## ENTRIES:
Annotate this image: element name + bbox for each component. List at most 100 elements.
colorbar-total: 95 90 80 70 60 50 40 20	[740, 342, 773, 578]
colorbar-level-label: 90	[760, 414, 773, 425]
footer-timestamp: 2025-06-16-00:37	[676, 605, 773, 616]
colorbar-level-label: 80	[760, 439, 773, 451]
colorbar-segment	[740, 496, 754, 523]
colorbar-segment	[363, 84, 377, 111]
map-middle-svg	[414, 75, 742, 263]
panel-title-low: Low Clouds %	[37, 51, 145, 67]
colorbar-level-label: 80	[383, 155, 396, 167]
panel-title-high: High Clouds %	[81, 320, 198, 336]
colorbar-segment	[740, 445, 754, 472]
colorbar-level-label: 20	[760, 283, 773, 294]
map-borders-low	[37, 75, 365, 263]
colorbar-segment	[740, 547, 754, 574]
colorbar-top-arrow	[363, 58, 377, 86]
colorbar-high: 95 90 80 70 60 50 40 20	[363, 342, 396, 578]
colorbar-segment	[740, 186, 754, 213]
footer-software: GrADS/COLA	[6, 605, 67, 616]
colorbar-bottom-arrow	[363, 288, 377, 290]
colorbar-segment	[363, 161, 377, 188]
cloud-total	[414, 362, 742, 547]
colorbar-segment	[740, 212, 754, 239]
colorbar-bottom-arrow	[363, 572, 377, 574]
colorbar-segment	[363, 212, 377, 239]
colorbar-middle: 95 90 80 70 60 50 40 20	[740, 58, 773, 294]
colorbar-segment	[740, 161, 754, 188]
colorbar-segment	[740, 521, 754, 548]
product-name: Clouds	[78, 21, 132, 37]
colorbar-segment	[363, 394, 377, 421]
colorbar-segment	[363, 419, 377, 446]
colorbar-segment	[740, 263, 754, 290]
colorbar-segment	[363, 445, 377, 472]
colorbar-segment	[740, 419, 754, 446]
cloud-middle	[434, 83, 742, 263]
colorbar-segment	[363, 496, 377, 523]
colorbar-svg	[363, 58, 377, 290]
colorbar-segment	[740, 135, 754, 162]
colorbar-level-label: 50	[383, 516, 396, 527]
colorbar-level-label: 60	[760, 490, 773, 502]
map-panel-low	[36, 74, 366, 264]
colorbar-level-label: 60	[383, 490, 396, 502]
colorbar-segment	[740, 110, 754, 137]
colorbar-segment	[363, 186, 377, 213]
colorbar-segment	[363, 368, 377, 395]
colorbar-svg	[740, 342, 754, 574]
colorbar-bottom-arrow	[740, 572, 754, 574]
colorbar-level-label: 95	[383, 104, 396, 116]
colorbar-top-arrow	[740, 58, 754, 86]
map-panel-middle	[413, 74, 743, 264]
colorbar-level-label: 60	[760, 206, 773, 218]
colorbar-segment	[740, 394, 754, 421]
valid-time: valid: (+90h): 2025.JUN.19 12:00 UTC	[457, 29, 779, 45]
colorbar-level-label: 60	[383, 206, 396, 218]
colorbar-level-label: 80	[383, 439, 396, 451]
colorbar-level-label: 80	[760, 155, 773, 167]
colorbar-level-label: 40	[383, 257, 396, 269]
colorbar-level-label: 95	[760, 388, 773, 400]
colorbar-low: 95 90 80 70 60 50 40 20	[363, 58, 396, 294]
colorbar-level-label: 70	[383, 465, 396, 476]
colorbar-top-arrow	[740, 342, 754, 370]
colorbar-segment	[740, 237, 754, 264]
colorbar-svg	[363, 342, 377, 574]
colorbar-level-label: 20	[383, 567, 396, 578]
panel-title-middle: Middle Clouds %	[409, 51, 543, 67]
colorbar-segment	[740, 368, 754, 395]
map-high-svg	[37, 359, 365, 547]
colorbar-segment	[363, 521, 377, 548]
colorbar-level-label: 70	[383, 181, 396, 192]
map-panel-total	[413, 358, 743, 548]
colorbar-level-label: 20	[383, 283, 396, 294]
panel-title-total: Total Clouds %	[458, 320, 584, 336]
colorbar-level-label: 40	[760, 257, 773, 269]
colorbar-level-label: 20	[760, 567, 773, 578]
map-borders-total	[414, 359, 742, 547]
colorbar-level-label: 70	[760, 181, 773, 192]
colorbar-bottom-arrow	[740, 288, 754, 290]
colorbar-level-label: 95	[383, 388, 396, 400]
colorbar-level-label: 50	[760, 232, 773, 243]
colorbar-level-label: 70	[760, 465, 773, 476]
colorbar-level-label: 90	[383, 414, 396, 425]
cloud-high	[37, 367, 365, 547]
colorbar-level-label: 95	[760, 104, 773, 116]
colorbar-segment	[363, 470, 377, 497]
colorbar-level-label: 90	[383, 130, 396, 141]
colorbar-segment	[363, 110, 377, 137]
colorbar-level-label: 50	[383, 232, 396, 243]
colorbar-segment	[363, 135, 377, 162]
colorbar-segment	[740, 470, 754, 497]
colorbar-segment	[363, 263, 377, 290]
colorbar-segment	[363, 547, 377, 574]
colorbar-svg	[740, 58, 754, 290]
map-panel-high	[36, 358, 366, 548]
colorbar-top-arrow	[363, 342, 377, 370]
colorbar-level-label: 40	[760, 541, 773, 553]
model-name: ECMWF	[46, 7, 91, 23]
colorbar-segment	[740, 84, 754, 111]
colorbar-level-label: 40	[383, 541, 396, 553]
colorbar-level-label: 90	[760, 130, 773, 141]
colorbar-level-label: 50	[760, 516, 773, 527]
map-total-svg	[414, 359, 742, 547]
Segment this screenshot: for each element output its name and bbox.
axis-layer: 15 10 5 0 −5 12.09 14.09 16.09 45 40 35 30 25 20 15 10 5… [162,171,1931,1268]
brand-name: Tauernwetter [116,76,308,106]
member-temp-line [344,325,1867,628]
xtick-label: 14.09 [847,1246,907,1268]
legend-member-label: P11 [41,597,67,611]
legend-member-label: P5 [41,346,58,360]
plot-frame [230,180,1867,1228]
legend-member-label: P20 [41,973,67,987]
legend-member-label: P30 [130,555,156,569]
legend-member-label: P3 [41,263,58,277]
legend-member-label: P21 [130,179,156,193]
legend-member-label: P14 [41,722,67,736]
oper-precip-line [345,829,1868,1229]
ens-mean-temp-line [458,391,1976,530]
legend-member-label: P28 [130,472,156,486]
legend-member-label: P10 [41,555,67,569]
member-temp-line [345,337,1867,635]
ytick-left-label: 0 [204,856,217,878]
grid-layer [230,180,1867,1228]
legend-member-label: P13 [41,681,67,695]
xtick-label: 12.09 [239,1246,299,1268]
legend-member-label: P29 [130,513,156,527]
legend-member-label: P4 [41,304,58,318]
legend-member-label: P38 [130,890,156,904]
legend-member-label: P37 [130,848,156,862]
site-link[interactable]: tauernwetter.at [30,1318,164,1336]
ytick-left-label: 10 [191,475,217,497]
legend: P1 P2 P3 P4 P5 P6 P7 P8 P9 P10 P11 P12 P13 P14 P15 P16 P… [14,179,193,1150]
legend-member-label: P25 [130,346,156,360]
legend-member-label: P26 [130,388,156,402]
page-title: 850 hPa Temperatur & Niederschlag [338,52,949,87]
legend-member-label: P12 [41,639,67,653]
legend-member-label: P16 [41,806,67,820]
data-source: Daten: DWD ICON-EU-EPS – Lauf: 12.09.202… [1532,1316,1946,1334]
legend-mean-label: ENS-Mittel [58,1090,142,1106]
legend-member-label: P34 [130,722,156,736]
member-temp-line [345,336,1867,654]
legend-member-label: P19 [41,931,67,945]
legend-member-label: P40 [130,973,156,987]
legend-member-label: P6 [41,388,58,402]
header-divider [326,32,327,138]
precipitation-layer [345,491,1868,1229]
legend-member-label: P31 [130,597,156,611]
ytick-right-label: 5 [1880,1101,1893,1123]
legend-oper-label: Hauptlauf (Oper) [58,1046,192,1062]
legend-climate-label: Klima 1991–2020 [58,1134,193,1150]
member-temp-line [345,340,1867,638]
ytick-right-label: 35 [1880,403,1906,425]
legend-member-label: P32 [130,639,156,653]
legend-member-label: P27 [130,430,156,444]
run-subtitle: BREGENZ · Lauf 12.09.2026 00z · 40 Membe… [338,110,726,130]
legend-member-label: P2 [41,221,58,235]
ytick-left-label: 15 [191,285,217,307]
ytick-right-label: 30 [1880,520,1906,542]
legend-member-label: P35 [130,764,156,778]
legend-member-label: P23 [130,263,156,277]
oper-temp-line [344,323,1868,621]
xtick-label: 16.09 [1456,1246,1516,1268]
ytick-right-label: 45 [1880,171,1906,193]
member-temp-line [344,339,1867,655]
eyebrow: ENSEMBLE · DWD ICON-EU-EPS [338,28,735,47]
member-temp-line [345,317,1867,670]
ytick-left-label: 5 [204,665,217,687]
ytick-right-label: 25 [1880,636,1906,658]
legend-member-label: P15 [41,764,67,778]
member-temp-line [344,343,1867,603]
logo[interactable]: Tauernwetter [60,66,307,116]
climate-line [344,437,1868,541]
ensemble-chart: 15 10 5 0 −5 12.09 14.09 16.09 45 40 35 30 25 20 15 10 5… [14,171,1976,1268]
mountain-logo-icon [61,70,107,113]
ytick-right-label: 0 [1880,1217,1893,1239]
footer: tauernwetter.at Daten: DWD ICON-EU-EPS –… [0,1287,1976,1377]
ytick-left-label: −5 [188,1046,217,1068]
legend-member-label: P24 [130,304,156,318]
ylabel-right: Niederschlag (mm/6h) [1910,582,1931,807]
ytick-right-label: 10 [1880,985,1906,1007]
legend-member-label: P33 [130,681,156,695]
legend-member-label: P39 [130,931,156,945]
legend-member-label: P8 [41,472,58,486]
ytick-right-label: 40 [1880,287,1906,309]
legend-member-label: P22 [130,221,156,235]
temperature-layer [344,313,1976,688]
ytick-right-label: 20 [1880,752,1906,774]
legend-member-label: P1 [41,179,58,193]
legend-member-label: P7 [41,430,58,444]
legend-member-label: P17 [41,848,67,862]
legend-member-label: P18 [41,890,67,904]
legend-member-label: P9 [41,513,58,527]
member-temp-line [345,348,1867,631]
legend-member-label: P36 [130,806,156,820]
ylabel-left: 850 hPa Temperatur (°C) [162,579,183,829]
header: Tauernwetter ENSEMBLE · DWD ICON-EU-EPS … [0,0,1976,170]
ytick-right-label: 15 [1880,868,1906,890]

## WHAT YOU WILL DO:
Reproduce the entries word for word, from the very first line through the line that contains "84, 377, 111]".

## TASK OUTPUT:
Annotate this image: element name + bbox for each component. List at most 100 elements.
colorbar-total: 95 90 80 70 60 50 40 20	[740, 342, 773, 578]
colorbar-level-label: 90	[760, 414, 773, 425]
footer-timestamp: 2025-06-16-00:37	[676, 605, 773, 616]
colorbar-level-label: 80	[760, 439, 773, 451]
colorbar-segment	[740, 496, 754, 523]
colorbar-segment	[363, 84, 377, 111]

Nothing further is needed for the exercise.